Exercise details: Set down each entry exactly as given; pictures should not appear in the copy.

Extracted data entries
• • • • •

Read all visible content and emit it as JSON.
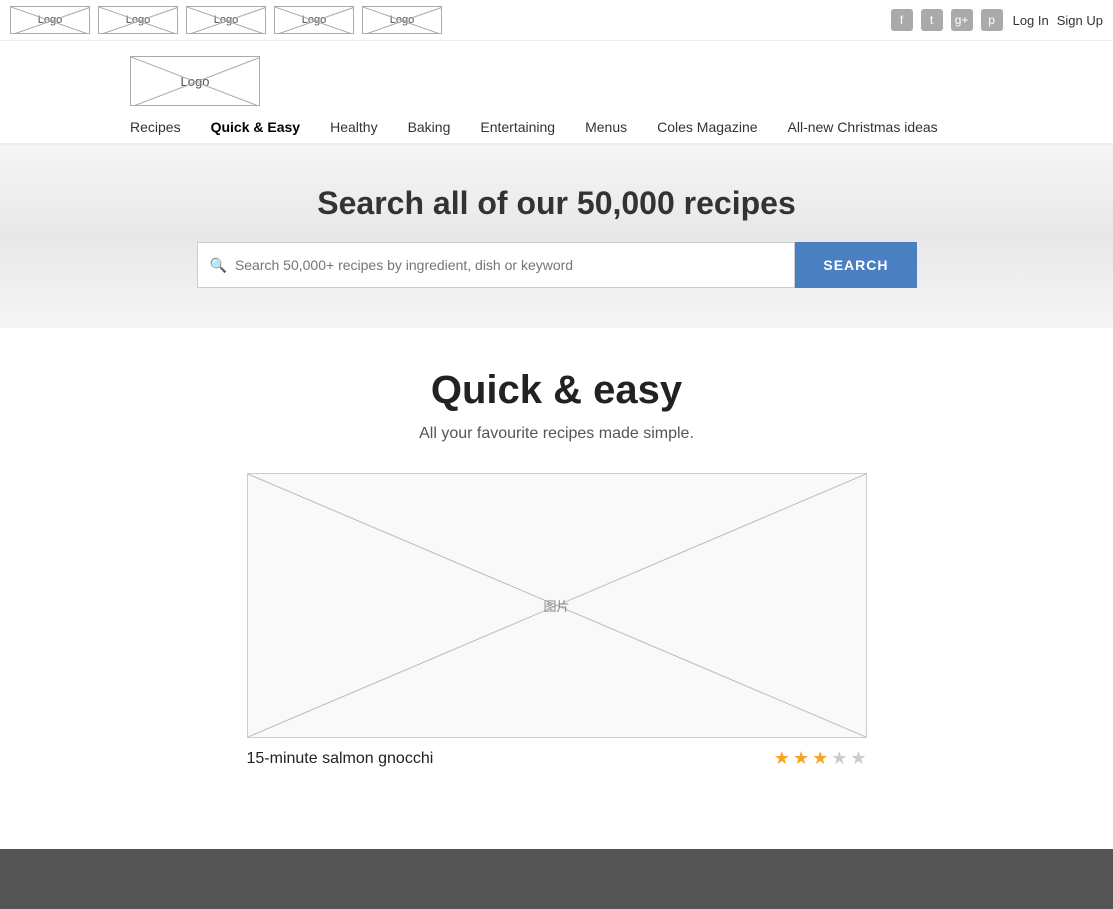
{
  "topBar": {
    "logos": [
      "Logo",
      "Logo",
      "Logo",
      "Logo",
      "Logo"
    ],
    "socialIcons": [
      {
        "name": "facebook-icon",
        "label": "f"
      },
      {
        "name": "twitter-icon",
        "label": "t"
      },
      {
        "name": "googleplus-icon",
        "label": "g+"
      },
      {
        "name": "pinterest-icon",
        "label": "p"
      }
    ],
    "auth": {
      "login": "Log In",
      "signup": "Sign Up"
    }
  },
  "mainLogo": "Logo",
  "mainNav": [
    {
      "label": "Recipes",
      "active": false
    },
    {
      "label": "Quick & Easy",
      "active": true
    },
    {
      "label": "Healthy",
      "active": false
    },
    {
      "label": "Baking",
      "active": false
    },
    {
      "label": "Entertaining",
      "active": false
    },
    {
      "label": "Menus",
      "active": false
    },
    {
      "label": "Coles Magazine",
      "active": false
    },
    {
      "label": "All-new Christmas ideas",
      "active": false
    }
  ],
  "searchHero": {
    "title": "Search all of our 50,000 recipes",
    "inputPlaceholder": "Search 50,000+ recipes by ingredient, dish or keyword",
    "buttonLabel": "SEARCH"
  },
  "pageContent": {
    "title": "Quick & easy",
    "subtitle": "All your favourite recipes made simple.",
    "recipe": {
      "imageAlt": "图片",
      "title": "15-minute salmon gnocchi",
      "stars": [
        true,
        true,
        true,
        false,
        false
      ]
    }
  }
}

• • • • •

Task answer:
Read all visible content and emit it as JSON.
{
  "topBar": {
    "logos": [
      "Logo",
      "Logo",
      "Logo",
      "Logo",
      "Logo"
    ],
    "socialIcons": [
      {
        "name": "facebook-icon",
        "label": "f"
      },
      {
        "name": "twitter-icon",
        "label": "t"
      },
      {
        "name": "googleplus-icon",
        "label": "g+"
      },
      {
        "name": "pinterest-icon",
        "label": "p"
      }
    ],
    "auth": {
      "login": "Log In",
      "signup": "Sign Up"
    }
  },
  "mainLogo": "Logo",
  "mainNav": [
    {
      "label": "Recipes",
      "active": false
    },
    {
      "label": "Quick & Easy",
      "active": true
    },
    {
      "label": "Healthy",
      "active": false
    },
    {
      "label": "Baking",
      "active": false
    },
    {
      "label": "Entertaining",
      "active": false
    },
    {
      "label": "Menus",
      "active": false
    },
    {
      "label": "Coles Magazine",
      "active": false
    },
    {
      "label": "All-new Christmas ideas",
      "active": false
    }
  ],
  "searchHero": {
    "title": "Search all of our 50,000 recipes",
    "inputPlaceholder": "Search 50,000+ recipes by ingredient, dish or keyword",
    "buttonLabel": "SEARCH"
  },
  "pageContent": {
    "title": "Quick & easy",
    "subtitle": "All your favourite recipes made simple.",
    "recipe": {
      "imageAlt": "图片",
      "title": "15-minute salmon gnocchi",
      "stars": [
        true,
        true,
        true,
        false,
        false
      ]
    }
  }
}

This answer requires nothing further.